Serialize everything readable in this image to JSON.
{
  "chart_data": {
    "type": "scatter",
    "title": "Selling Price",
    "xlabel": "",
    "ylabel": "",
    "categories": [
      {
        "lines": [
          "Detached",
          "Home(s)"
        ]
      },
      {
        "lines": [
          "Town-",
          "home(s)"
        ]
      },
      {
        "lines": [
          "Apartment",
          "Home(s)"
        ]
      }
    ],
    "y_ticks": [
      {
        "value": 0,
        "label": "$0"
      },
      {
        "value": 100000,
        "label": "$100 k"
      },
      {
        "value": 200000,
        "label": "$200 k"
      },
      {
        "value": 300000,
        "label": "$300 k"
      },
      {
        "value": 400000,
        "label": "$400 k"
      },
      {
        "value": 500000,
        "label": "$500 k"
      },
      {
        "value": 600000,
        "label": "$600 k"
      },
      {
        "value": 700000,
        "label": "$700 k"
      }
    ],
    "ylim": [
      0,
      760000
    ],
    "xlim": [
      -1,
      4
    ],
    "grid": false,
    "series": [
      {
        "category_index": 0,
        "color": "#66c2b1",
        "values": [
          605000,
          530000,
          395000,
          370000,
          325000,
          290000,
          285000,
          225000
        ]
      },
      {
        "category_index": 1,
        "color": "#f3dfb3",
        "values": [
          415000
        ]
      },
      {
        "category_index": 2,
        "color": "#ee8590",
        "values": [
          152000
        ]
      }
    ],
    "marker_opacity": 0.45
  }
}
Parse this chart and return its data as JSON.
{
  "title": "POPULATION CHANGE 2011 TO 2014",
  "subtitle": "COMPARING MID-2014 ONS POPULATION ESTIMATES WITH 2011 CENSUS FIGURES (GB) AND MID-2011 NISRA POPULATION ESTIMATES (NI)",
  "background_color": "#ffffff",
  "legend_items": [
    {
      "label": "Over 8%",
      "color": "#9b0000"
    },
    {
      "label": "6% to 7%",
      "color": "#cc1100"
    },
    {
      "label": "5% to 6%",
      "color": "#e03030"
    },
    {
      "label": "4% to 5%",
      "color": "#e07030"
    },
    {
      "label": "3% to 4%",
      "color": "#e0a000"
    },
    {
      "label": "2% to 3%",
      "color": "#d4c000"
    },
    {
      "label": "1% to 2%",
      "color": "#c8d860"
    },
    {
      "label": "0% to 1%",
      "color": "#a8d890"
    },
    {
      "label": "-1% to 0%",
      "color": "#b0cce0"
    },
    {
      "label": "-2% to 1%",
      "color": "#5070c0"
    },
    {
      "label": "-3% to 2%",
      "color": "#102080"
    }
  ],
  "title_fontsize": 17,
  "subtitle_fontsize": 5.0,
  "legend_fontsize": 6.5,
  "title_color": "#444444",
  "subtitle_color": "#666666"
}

_EXERCISE BRIEF_:
Reproduce the material exactly, with every line intact.

_RESPONSE TO THE TASK_:
Serialize everything readable in this image to JSON.
{
  "chart_data": {
    "type": "scatter",
    "title": "Selling Price",
    "xlabel": "",
    "ylabel": "",
    "categories": [
      {
        "lines": [
          "Detached",
          "Home(s)"
        ]
      },
      {
        "lines": [
          "Town-",
          "home(s)"
        ]
      },
      {
        "lines": [
          "Apartment",
          "Home(s)"
        ]
      }
    ],
    "y_ticks": [
      {
        "value": 0,
        "label": "$0"
      },
      {
        "value": 100000,
        "label": "$100 k"
      },
      {
        "value": 200000,
        "label": "$200 k"
      },
      {
        "value": 300000,
        "label": "$300 k"
      },
      {
        "value": 400000,
        "label": "$400 k"
      },
      {
        "value": 500000,
        "label": "$500 k"
      },
      {
        "value": 600000,
        "label": "$600 k"
      },
      {
        "value": 700000,
        "label": "$700 k"
      }
    ],
    "ylim": [
      0,
      760000
    ],
    "xlim": [
      -1,
      4
    ],
    "grid": false,
    "series": [
      {
        "category_index": 0,
        "color": "#66c2b1",
        "values": [
          605000,
          530000,
          395000,
          370000,
          325000,
          290000,
          285000,
          225000
        ]
      },
      {
        "category_index": 1,
        "color": "#f3dfb3",
        "values": [
          415000
        ]
      },
      {
        "category_index": 2,
        "color": "#ee8590",
        "values": [
          152000
        ]
      }
    ],
    "marker_opacity": 0.45
  }
}
Parse this chart and return its data as JSON.
{
  "title": "POPULATION CHANGE 2011 TO 2014",
  "subtitle": "COMPARING MID-2014 ONS POPULATION ESTIMATES WITH 2011 CENSUS FIGURES (GB) AND MID-2011 NISRA POPULATION ESTIMATES (NI)",
  "background_color": "#ffffff",
  "legend_items": [
    {
      "label": "Over 8%",
      "color": "#9b0000"
    },
    {
      "label": "6% to 7%",
      "color": "#cc1100"
    },
    {
      "label": "5% to 6%",
      "color": "#e03030"
    },
    {
      "label": "4% to 5%",
      "color": "#e07030"
    },
    {
      "label": "3% to 4%",
      "color": "#e0a000"
    },
    {
      "label": "2% to 3%",
      "color": "#d4c000"
    },
    {
      "label": "1% to 2%",
      "color": "#c8d860"
    },
    {
      "label": "0% to 1%",
      "color": "#a8d890"
    },
    {
      "label": "-1% to 0%",
      "color": "#b0cce0"
    },
    {
      "label": "-2% to 1%",
      "color": "#5070c0"
    },
    {
      "label": "-3% to 2%",
      "color": "#102080"
    }
  ],
  "title_fontsize": 17,
  "subtitle_fontsize": 5.0,
  "legend_fontsize": 6.5,
  "title_color": "#444444",
  "subtitle_color": "#666666"
}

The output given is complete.